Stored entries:

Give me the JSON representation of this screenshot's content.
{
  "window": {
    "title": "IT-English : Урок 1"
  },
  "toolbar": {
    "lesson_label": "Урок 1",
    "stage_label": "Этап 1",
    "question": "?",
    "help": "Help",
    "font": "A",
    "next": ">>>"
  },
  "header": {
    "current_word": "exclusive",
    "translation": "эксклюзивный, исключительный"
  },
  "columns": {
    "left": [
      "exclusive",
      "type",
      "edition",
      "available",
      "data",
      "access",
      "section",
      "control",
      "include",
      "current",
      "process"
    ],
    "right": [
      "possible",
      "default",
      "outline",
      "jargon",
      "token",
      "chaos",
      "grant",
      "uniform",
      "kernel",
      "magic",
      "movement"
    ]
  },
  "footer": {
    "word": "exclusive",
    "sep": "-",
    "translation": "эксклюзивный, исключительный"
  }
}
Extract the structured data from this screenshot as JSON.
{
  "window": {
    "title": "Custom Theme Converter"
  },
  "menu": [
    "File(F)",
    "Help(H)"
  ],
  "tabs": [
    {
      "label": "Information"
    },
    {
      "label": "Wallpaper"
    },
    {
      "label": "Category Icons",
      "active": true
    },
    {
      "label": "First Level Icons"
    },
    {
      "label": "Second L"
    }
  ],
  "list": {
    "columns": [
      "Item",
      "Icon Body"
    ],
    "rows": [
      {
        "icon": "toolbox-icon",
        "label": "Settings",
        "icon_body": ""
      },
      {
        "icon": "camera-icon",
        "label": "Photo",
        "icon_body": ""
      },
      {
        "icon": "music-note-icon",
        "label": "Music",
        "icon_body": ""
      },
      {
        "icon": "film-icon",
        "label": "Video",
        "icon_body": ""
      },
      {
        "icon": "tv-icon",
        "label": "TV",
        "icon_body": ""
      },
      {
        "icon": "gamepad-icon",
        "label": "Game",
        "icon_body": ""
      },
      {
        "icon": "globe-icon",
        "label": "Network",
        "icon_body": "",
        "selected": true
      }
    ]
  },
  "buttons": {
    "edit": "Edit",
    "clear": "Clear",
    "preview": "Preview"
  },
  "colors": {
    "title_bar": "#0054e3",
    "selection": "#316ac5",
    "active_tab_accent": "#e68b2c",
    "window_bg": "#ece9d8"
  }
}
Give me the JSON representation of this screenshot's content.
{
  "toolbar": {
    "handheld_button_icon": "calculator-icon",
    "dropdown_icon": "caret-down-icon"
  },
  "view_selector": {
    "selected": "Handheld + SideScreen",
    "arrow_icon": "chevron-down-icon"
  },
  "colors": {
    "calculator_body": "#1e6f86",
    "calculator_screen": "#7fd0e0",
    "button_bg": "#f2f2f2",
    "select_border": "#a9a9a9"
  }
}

Your instructions:
Pick out lines containing the word "Icons", each one as written.

Final result:
      "label": "Category Icons",
      "label": "First Level Icons"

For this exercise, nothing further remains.